WRITTEN TASK: Transcribe every line of the listing below without any deviation.
= = =
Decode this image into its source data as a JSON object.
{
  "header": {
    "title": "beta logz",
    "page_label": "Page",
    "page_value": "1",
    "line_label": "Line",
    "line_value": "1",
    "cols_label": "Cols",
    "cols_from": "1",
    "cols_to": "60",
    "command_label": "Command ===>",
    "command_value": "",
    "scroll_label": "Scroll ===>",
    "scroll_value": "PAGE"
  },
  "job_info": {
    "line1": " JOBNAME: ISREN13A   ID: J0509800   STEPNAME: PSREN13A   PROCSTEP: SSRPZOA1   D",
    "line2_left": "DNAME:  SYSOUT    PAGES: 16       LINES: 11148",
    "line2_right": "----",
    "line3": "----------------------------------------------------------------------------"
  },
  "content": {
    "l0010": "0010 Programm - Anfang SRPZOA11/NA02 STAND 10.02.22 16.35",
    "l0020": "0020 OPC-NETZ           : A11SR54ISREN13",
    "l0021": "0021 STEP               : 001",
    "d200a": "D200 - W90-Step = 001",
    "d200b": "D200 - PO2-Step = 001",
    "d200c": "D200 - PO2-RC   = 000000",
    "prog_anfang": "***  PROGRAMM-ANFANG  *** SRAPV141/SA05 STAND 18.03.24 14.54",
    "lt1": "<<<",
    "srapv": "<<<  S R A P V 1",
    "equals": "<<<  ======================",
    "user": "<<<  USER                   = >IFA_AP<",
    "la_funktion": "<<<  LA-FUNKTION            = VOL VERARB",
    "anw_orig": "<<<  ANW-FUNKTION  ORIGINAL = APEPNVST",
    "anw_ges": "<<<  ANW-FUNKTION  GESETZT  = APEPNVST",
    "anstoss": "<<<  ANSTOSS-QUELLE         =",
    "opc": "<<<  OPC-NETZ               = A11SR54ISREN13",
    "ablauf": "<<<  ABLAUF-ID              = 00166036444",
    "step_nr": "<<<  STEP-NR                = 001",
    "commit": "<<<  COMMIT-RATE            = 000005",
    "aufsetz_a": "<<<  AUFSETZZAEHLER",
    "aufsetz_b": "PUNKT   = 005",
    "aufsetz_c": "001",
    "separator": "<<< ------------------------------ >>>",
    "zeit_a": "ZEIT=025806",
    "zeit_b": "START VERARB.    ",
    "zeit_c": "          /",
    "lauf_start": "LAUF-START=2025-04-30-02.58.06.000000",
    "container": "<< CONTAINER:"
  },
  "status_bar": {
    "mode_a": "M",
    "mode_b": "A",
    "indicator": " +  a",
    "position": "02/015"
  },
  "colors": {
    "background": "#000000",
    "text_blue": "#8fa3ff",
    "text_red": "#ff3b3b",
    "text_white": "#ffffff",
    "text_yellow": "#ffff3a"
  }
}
= = =
RESULT OF THIS TASK:
Decode this image into its source data as a JSON object.
{
  "header": {
    "title": "beta logz",
    "page_label": "Page",
    "page_value": "1",
    "line_label": "Line",
    "line_value": "1",
    "cols_label": "Cols",
    "cols_from": "1",
    "cols_to": "60",
    "command_label": "Command ===>",
    "command_value": "",
    "scroll_label": "Scroll ===>",
    "scroll_value": "PAGE"
  },
  "job_info": {
    "line1": " JOBNAME: ISREN13A   ID: J0509800   STEPNAME: PSREN13A   PROCSTEP: SSRPZOA1   D",
    "line2_left": "DNAME:  SYSOUT    PAGES: 16       LINES: 11148",
    "line2_right": "----",
    "line3": "----------------------------------------------------------------------------"
  },
  "content": {
    "l0010": "0010 Programm - Anfang SRPZOA11/NA02 STAND 10.02.22 16.35",
    "l0020": "0020 OPC-NETZ           : A11SR54ISREN13",
    "l0021": "0021 STEP               : 001",
    "d200a": "D200 - W90-Step = 001",
    "d200b": "D200 - PO2-Step = 001",
    "d200c": "D200 - PO2-RC   = 000000",
    "prog_anfang": "***  PROGRAMM-ANFANG  *** SRAPV141/SA05 STAND 18.03.24 14.54",
    "lt1": "<<<",
    "srapv": "<<<  S R A P V 1",
    "equals": "<<<  ======================",
    "user": "<<<  USER                   = >IFA_AP<",
    "la_funktion": "<<<  LA-FUNKTION            = VOL VERARB",
    "anw_orig": "<<<  ANW-FUNKTION  ORIGINAL = APEPNVST",
    "anw_ges": "<<<  ANW-FUNKTION  GESETZT  = APEPNVST",
    "anstoss": "<<<  ANSTOSS-QUELLE         =",
    "opc": "<<<  OPC-NETZ               = A11SR54ISREN13",
    "ablauf": "<<<  ABLAUF-ID              = 00166036444",
    "step_nr": "<<<  STEP-NR                = 001",
    "commit": "<<<  COMMIT-RATE            = 000005",
    "aufsetz_a": "<<<  AUFSETZZAEHLER",
    "aufsetz_b": "PUNKT   = 005",
    "aufsetz_c": "001",
    "separator": "<<< ------------------------------ >>>",
    "zeit_a": "ZEIT=025806",
    "zeit_b": "START VERARB.    ",
    "zeit_c": "          /",
    "lauf_start": "LAUF-START=2025-04-30-02.58.06.000000",
    "container": "<< CONTAINER:"
  },
  "status_bar": {
    "mode_a": "M",
    "mode_b": "A",
    "indicator": " +  a",
    "position": "02/015"
  },
  "colors": {
    "background": "#000000",
    "text_blue": "#8fa3ff",
    "text_red": "#ff3b3b",
    "text_white": "#ffffff",
    "text_yellow": "#ffff3a"
  }
}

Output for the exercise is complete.